**TASK STATEMENT**
Take every line that has the string "継続発注つけかえ処理" and copy it out.
****
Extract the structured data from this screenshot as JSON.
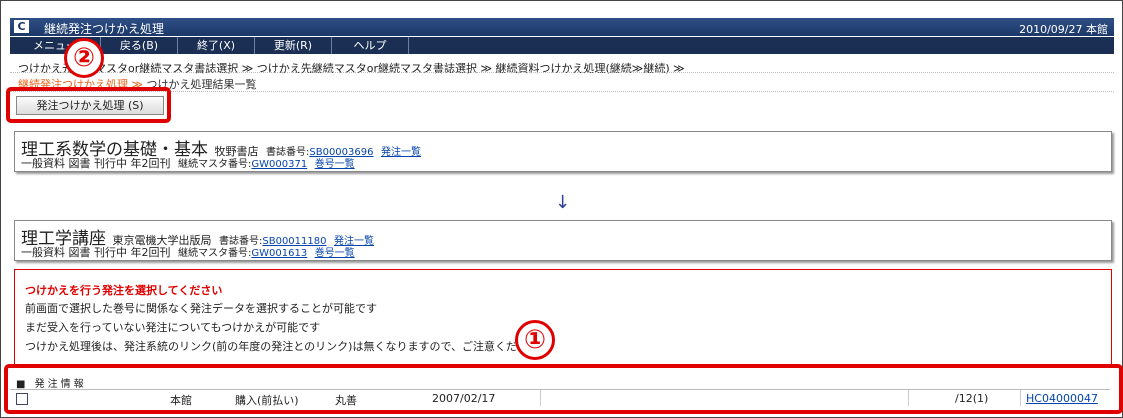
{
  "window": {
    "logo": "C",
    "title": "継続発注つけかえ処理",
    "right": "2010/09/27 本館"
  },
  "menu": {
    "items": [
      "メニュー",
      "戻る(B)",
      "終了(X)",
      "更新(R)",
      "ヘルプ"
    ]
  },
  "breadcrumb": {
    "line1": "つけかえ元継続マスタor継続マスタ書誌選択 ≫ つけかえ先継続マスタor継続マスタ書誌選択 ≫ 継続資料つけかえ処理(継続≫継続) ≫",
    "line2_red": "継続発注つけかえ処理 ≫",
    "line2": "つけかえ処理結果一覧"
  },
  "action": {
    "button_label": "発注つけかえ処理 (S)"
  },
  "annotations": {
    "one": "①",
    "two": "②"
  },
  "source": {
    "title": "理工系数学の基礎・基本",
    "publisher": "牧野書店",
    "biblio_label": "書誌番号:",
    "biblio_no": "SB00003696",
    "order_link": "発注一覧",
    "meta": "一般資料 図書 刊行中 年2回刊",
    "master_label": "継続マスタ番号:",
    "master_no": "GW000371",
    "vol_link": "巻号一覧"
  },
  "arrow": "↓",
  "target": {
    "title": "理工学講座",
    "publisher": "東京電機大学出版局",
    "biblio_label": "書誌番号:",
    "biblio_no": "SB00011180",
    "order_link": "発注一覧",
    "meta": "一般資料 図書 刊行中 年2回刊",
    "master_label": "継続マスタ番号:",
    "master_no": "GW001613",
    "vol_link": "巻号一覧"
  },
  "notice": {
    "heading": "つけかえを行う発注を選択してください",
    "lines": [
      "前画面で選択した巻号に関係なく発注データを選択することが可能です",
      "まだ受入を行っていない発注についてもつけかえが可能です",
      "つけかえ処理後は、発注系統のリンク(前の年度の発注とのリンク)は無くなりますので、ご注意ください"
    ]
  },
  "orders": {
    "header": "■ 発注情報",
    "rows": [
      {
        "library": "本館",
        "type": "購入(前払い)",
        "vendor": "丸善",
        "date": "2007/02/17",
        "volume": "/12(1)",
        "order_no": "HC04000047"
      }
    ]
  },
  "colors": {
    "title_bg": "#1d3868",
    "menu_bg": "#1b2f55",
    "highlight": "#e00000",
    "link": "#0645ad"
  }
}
****
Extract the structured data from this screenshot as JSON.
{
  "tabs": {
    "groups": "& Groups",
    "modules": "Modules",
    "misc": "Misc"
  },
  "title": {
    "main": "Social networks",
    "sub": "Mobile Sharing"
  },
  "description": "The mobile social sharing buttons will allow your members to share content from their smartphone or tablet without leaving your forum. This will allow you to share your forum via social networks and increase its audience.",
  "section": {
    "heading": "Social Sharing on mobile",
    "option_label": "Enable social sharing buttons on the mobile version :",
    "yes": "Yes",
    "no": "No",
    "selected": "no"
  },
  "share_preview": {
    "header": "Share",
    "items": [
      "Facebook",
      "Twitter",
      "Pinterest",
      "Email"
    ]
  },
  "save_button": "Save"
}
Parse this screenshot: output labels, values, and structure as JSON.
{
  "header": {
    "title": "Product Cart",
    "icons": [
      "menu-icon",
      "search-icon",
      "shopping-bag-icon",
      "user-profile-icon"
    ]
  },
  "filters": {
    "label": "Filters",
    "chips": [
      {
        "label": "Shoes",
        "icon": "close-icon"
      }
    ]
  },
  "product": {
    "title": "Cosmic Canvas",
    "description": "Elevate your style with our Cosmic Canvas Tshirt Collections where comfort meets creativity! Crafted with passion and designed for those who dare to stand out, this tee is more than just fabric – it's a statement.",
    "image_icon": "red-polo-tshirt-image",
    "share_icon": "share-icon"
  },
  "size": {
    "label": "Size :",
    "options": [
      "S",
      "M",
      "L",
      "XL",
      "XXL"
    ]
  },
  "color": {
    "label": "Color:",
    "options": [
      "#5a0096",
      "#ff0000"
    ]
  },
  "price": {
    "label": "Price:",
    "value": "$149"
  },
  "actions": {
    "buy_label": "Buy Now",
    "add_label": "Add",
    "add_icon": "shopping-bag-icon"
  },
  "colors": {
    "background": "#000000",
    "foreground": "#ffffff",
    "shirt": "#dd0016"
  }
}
****
**THE OUTPUT**
    "title": "継続発注つけかえ処理",
    "line2_red": "継続発注つけかえ処理 ≫",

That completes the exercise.